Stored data
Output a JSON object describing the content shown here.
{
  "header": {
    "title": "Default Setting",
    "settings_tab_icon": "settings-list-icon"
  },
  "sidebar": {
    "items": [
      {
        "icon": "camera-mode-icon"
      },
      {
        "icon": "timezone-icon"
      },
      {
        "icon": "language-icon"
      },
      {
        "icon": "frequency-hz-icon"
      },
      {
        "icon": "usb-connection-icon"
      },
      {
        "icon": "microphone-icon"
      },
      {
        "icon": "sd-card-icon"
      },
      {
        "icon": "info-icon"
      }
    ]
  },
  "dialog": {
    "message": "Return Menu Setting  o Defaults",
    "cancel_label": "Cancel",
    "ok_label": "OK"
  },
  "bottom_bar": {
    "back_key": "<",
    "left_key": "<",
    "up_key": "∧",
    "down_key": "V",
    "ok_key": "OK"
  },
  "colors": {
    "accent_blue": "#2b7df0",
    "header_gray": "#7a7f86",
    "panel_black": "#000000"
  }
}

Written instruction
Using the data above, reproduce every line exactly.

Response to the exercise
Output a JSON object describing the content shown here.
{
  "header": {
    "title": "Default Setting",
    "settings_tab_icon": "settings-list-icon"
  },
  "sidebar": {
    "items": [
      {
        "icon": "camera-mode-icon"
      },
      {
        "icon": "timezone-icon"
      },
      {
        "icon": "language-icon"
      },
      {
        "icon": "frequency-hz-icon"
      },
      {
        "icon": "usb-connection-icon"
      },
      {
        "icon": "microphone-icon"
      },
      {
        "icon": "sd-card-icon"
      },
      {
        "icon": "info-icon"
      }
    ]
  },
  "dialog": {
    "message": "Return Menu Setting  o Defaults",
    "cancel_label": "Cancel",
    "ok_label": "OK"
  },
  "bottom_bar": {
    "back_key": "<",
    "left_key": "<",
    "up_key": "∧",
    "down_key": "V",
    "ok_key": "OK"
  },
  "colors": {
    "accent_blue": "#2b7df0",
    "header_gray": "#7a7f86",
    "panel_black": "#000000"
  }
}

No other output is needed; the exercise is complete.